• [Instruction]:
Without the images, write out the whole listing exactly.
-- Start of Records supplied --
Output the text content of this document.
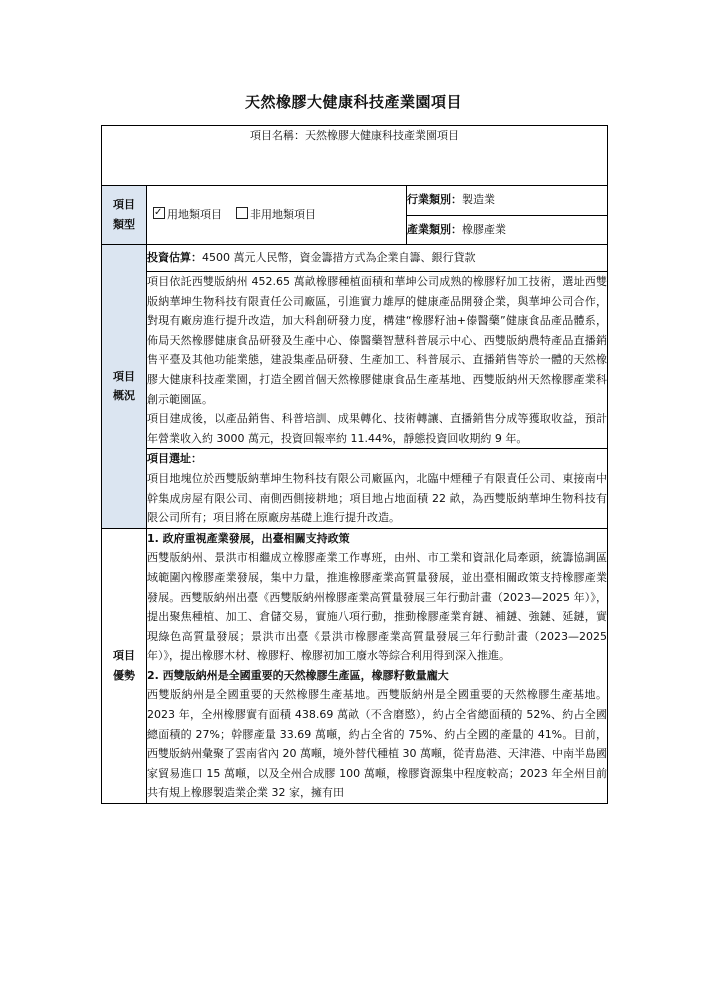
天然橡膠大健康科技產業園項目
項目名稱：天然橡膠大健康科技產業園項目		
項目類型	✓用地類項目 非用地類項目	行業類別：製造業
		產業類別：橡膠產業
項目概況	投資估算：4500 萬元人民幣，資金籌措方式為企業自籌、銀行貸款	

	項目依託西雙版納州 452.65 萬畝橡膠種植面積和華坤公司成熟的橡膠籽加工技術，選址西雙版納華坤生物科技有限責任公司廠區，引進實力雄厚的健康產品開發企業，與華坤公司合作，對現有廠房進行提升改造，加大科創研發力度，構建“橡膠籽油+傣醫藥”健康食品產品體系，佈局天然橡膠健康食品研發及生產中心、傣醫藥智慧科普展示中心、西雙版納農特產品直播銷售平臺及其他功能業態，建設集產品研發、生產加工、科普展示、直播銷售等於一體的天然橡膠大健康科技產業園，打造全國首個天然橡膠健康食品生產基地、西雙版納州天然橡膠產業科創示範園區。

項目建成後，以產品銷售、科普培訓、成果轉化、技術轉讓、直播銷售分成等獲取收益，預計年營業收入約 3000 萬元，投資回報率約 11.44%，靜態投資回收期約 9 年。	

	項目選址：

項目地塊位於西雙版納華坤生物科技有限公司廠區內，北臨中煙種子有限責任公司、東接南中幹集成房屋有限公司、南側西側接耕地；項目地占地面積 22 畝，為西雙版納華坤生物科技有限公司所有；項目將在原廠房基礎上進行提升改造。	

項目優勢	1. 政府重視產業發展，出臺相關支持政策

西雙版納州、景洪市相繼成立橡膠產業工作專班，由州、市工業和資訊化局牽頭，統籌協調區域範圍內橡膠產業發展，集中力量，推進橡膠產業高質量發展，並出臺相關政策支持橡膠產業發展。西雙版納州出臺《西雙版納州橡膠產業高質量發展三年行動計畫（2023—2025 年）》，提出聚焦種植、加工、倉儲交易，實施八項行動，推動橡膠產業育鏈、補鏈、強鏈、延鏈，實現綠色高質量發展；景洪市出臺《景洪市橡膠產業高質量發展三年行動計畫（2023—2025 年）》，提出橡膠木材、橡膠籽、橡膠初加工廢水等綜合利用得到深入推進。

2. 西雙版納州是全國重要的天然橡膠生產區，橡膠籽數量龐大

西雙版納州是全國重要的天然橡膠生產基地。西雙版納州是全國重要的天然橡膠生產基地。2023 年，全州橡膠實有面積 438.69 萬畝（不含磨愍），約占全省總面積的 52%、約占全國總面積的 27%；幹膠產量 33.69 萬噸，約占全省的 75%、約占全國的產量的 41%。目前，西雙版納州彙聚了雲南省內 20 萬噸，境外替代種植 30 萬噸，從青島港、天津港、中南半島國家貿易進口 15 萬噸，以及全州合成膠 100 萬噸，橡膠資源集中程度較高；2023 年全州目前共有規上橡膠製造業企業 32 家，擁有田	
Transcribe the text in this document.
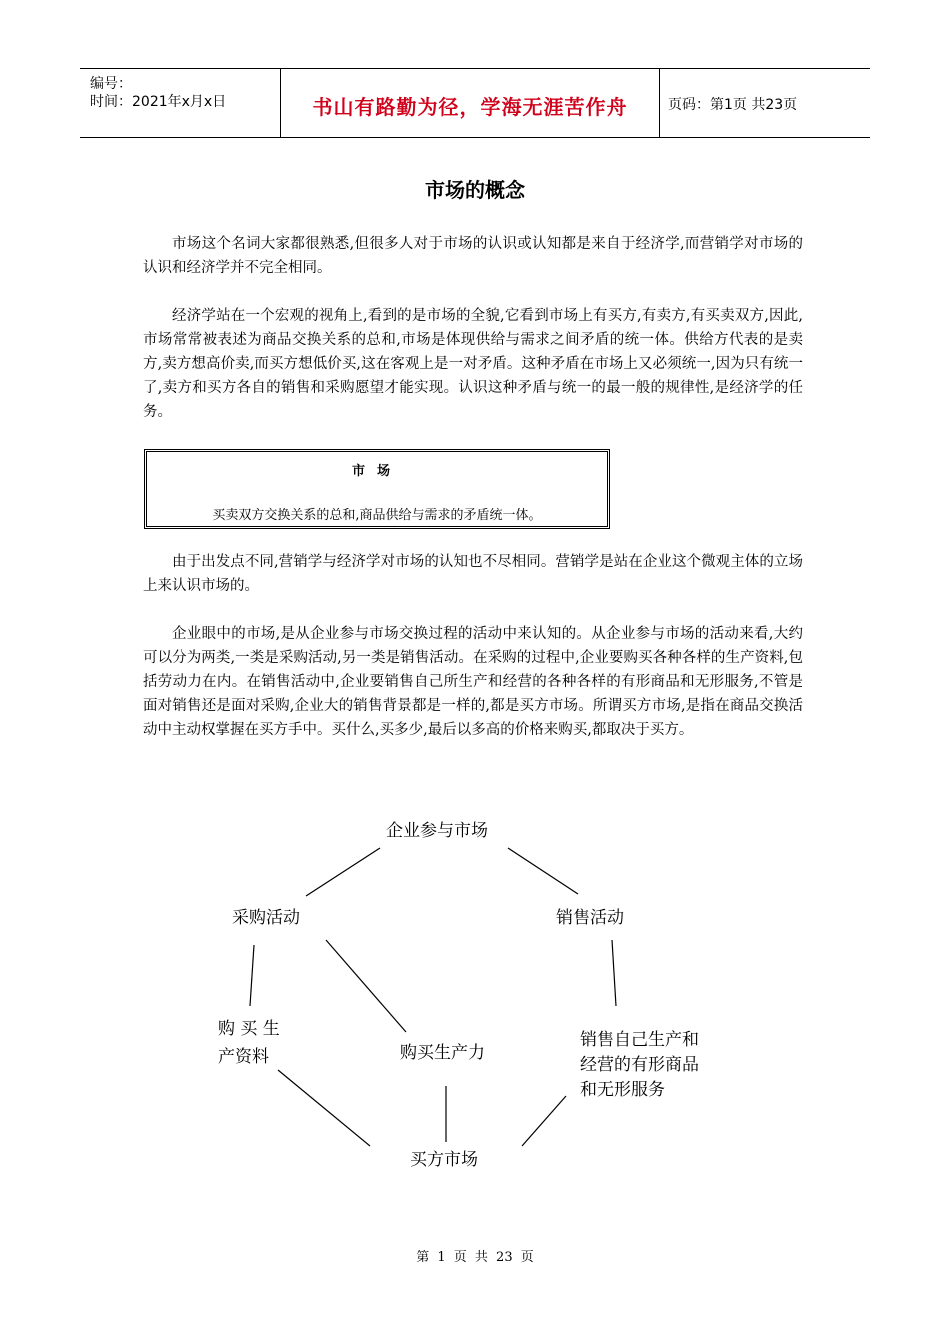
编号：
时间：2021年x月x日	书山有路勤为径，学海无涯苦作舟	页码：第1页 共23页
市场的概念

市场这个名词大家都很熟悉,但很多人对于市场的认识或认知都是来自于经济学,而营销学对市场的认识和经济学并不完全相同。

经济学站在一个宏观的视角上,看到的是市场的全貌,它看到市场上有买方,有卖方,有买卖双方,因此,市场常常被表述为商品交换关系的总和,市场是体现供给与需求之间矛盾的统一体。供给方代表的是卖方,卖方想高价卖,而买方想低价买,这在客观上是一对矛盾。这种矛盾在市场上又必须统一,因为只有统一了,卖方和买方各自的销售和采购愿望才能实现。认识这种矛盾与统一的最一般的规律性,是经济学的任务。

市场
买卖双方交换关系的总和,商品供给与需求的矛盾统一体。

由于出发点不同,营销学与经济学对市场的认知也不尽相同。营销学是站在企业这个微观主体的立场上来认识市场的。

企业眼中的市场,是从企业参与市场交换过程的活动中来认知的。从企业参与市场的活动来看,大约可以分为两类,一类是采购活动,另一类是销售活动。在采购的过程中,企业要购买各种各样的生产资料,包括劳动力在内。在销售活动中,企业要销售自己所生产和经营的各种各样的有形商品和无形服务,不管是面对销售还是面对采购,企业大的销售背景都是一样的,都是买方市场。所谓买方市场,是指在商品交换活动中主动权掌握在买方手中。买什么,买多少,最后以多高的价格来购买,都取决于买方。

企业参与市场
采购活动	销售活动
购 买 生
产资料	购买生产力
销售自己生产和
经营的有形商品
和无形服务
买方市场
第 1 页 共 23 页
-- End of Records supplied --
• [Result]:
Output the text content of this document.
天然橡膠大健康科技產業園項目
項目名稱：天然橡膠大健康科技產業園項目		
項目類型	✓用地類項目 非用地類項目	行業類別：製造業
		產業類別：橡膠產業
項目概況	投資估算：4500 萬元人民幣，資金籌措方式為企業自籌、銀行貸款	

	項目依託西雙版納州 452.65 萬畝橡膠種植面積和華坤公司成熟的橡膠籽加工技術，選址西雙版納華坤生物科技有限責任公司廠區，引進實力雄厚的健康產品開發企業，與華坤公司合作，對現有廠房進行提升改造，加大科創研發力度，構建“橡膠籽油+傣醫藥”健康食品產品體系，佈局天然橡膠健康食品研發及生產中心、傣醫藥智慧科普展示中心、西雙版納農特產品直播銷售平臺及其他功能業態，建設集產品研發、生產加工、科普展示、直播銷售等於一體的天然橡膠大健康科技產業園，打造全國首個天然橡膠健康食品生產基地、西雙版納州天然橡膠產業科創示範園區。

項目建成後，以產品銷售、科普培訓、成果轉化、技術轉讓、直播銷售分成等獲取收益，預計年營業收入約 3000 萬元，投資回報率約 11.44%，靜態投資回收期約 9 年。	

	項目選址：

項目地塊位於西雙版納華坤生物科技有限公司廠區內，北臨中煙種子有限責任公司、東接南中幹集成房屋有限公司、南側西側接耕地；項目地占地面積 22 畝，為西雙版納華坤生物科技有限公司所有；項目將在原廠房基礎上進行提升改造。	

項目優勢	1. 政府重視產業發展，出臺相關支持政策

西雙版納州、景洪市相繼成立橡膠產業工作專班，由州、市工業和資訊化局牽頭，統籌協調區域範圍內橡膠產業發展，集中力量，推進橡膠產業高質量發展，並出臺相關政策支持橡膠產業發展。西雙版納州出臺《西雙版納州橡膠產業高質量發展三年行動計畫（2023—2025 年）》，提出聚焦種植、加工、倉儲交易，實施八項行動，推動橡膠產業育鏈、補鏈、強鏈、延鏈，實現綠色高質量發展；景洪市出臺《景洪市橡膠產業高質量發展三年行動計畫（2023—2025 年）》，提出橡膠木材、橡膠籽、橡膠初加工廢水等綜合利用得到深入推進。

2. 西雙版納州是全國重要的天然橡膠生產區，橡膠籽數量龐大

西雙版納州是全國重要的天然橡膠生產基地。西雙版納州是全國重要的天然橡膠生產基地。2023 年，全州橡膠實有面積 438.69 萬畝（不含磨愍），約占全省總面積的 52%、約占全國總面積的 27%；幹膠產量 33.69 萬噸，約占全省的 75%、約占全國的產量的 41%。目前，西雙版納州彙聚了雲南省內 20 萬噸，境外替代種植 30 萬噸，從青島港、天津港、中南半島國家貿易進口 15 萬噸，以及全州合成膠 100 萬噸，橡膠資源集中程度較高；2023 年全州目前共有規上橡膠製造業企業 32 家，擁有田	
Transcribe the text in this document.
编号：
时间：2021年x月x日	书山有路勤为径，学海无涯苦作舟	页码：第1页 共23页
市场的概念

市场这个名词大家都很熟悉,但很多人对于市场的认识或认知都是来自于经济学,而营销学对市场的认识和经济学并不完全相同。

经济学站在一个宏观的视角上,看到的是市场的全貌,它看到市场上有买方,有卖方,有买卖双方,因此,市场常常被表述为商品交换关系的总和,市场是体现供给与需求之间矛盾的统一体。供给方代表的是卖方,卖方想高价卖,而买方想低价买,这在客观上是一对矛盾。这种矛盾在市场上又必须统一,因为只有统一了,卖方和买方各自的销售和采购愿望才能实现。认识这种矛盾与统一的最一般的规律性,是经济学的任务。

市场
买卖双方交换关系的总和,商品供给与需求的矛盾统一体。

由于出发点不同,营销学与经济学对市场的认知也不尽相同。营销学是站在企业这个微观主体的立场上来认识市场的。

企业眼中的市场,是从企业参与市场交换过程的活动中来认知的。从企业参与市场的活动来看,大约可以分为两类,一类是采购活动,另一类是销售活动。在采购的过程中,企业要购买各种各样的生产资料,包括劳动力在内。在销售活动中,企业要销售自己所生产和经营的各种各样的有形商品和无形服务,不管是面对销售还是面对采购,企业大的销售背景都是一样的,都是买方市场。所谓买方市场,是指在商品交换活动中主动权掌握在买方手中。买什么,买多少,最后以多高的价格来购买,都取决于买方。

企业参与市场
采购活动	销售活动
购 买 生
产资料	购买生产力
销售自己生产和
经营的有形商品
和无形服务
买方市场
第 1 页 共 23 页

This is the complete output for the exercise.